Source document
● ● ● ● ● ● ●

Re: Open Requirements Issues from Jim Whitehead on 1997-06-19 (w3c-dist-auth@w3.org from April to June 1997)

From: Jim Whitehead <ejw@ics.uci.edu>
Date: Thu, 19 Jun 1997 12:50:27 -0700
To: w3c-dist-auth@w3.org
Message-Id: <afcf3db8050210041049@[128.195.21.209]>

On June 19, Martin J. Duerst wrote:
>> #6 can be accomplished using links between resources.  Links are discussed
>> in the properties draft.
>
>These are some kind of "semantic links", not links in e.g. an Unix
>file system?

Yes.  In the current proposal, a link is an item of metadata which has a
source URI, one or more destination URIs, and a type (which is a name in
the URI namespace).  They are not symbolic links in the Unix file system
sense.

>> To me, the areas within WebDAV which require i18n support are the value
>> fields for properties and version comments, since these will be displayed
>> to human operators of WebDAV clients.   As a result, I think that the
>> following requirement could satisfy WebDAV i18n needs:
>>
>> Internationalization:  All attribute values and version comments must have
>> provisions for storing one or more of the encoding formats specified in
>> ISO10646.

● ● ● ● ● ● ●

Source material

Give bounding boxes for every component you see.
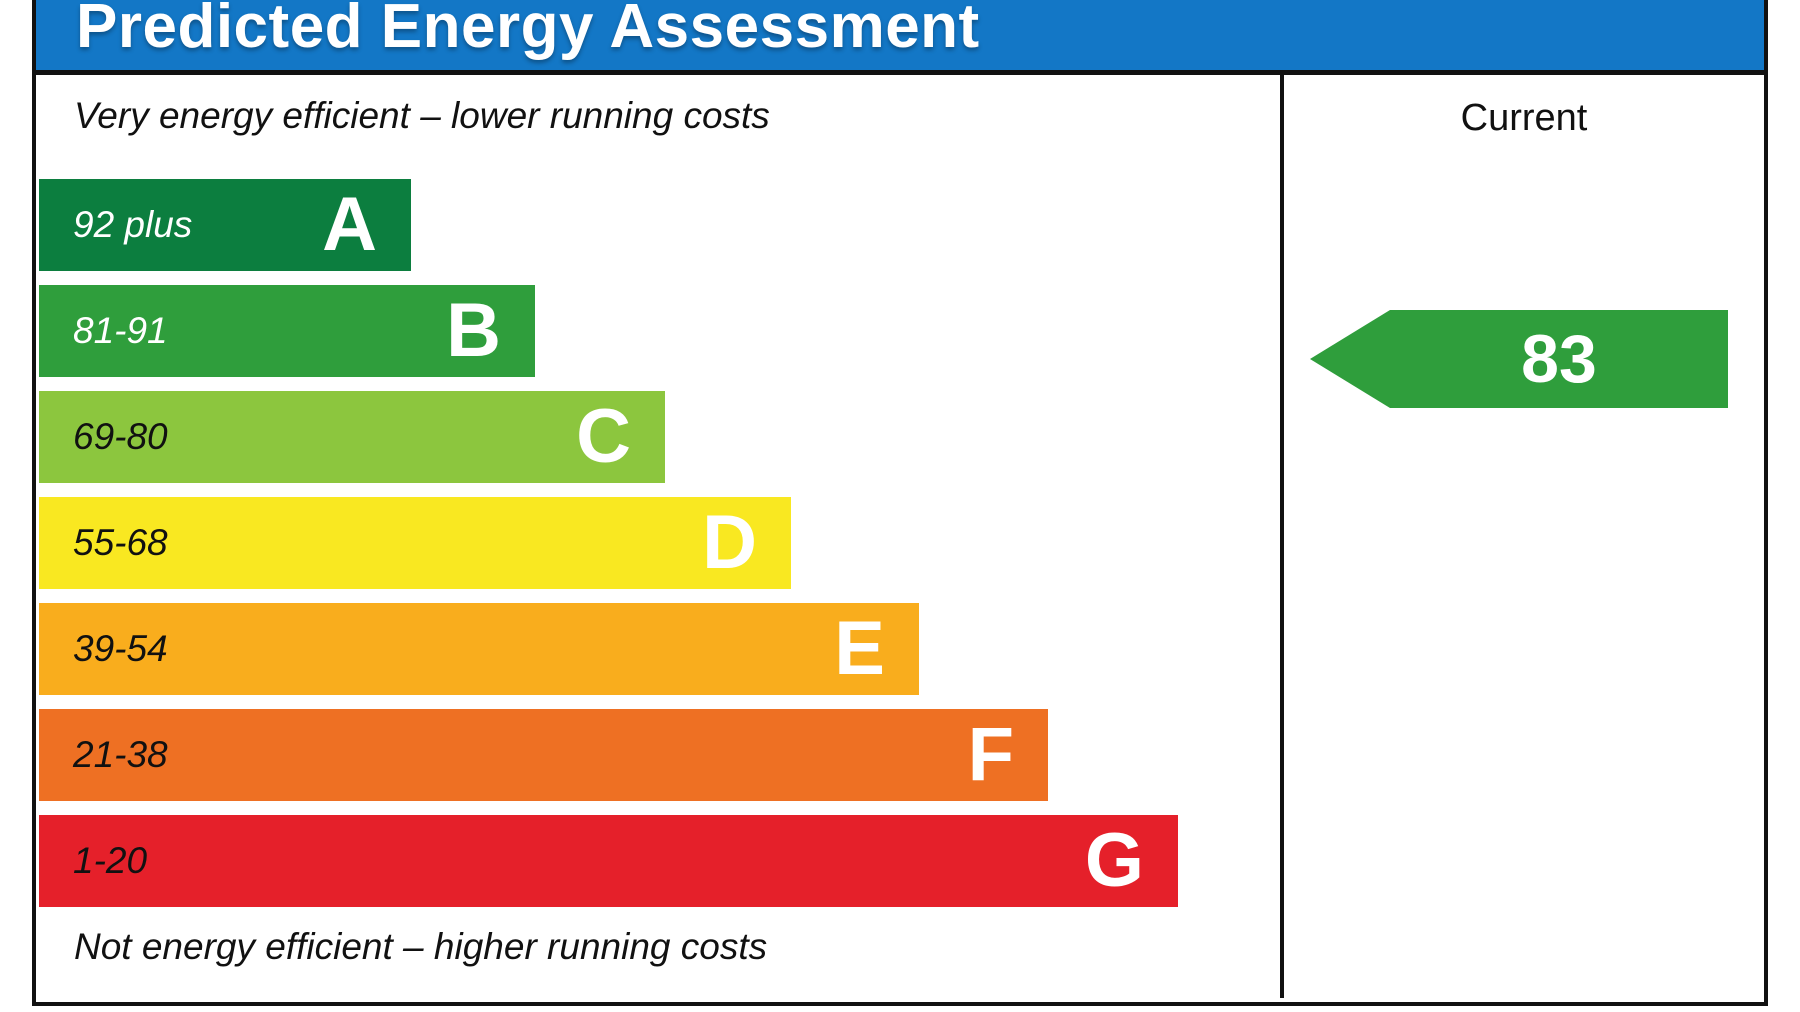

● ● ● ● ● ● ●

Task
In the mailing-list message, what makes up a link under the current proposal? List each component.

Response below
- A source URI
- One or more destination URIs
- A type (a name in the URI namespace)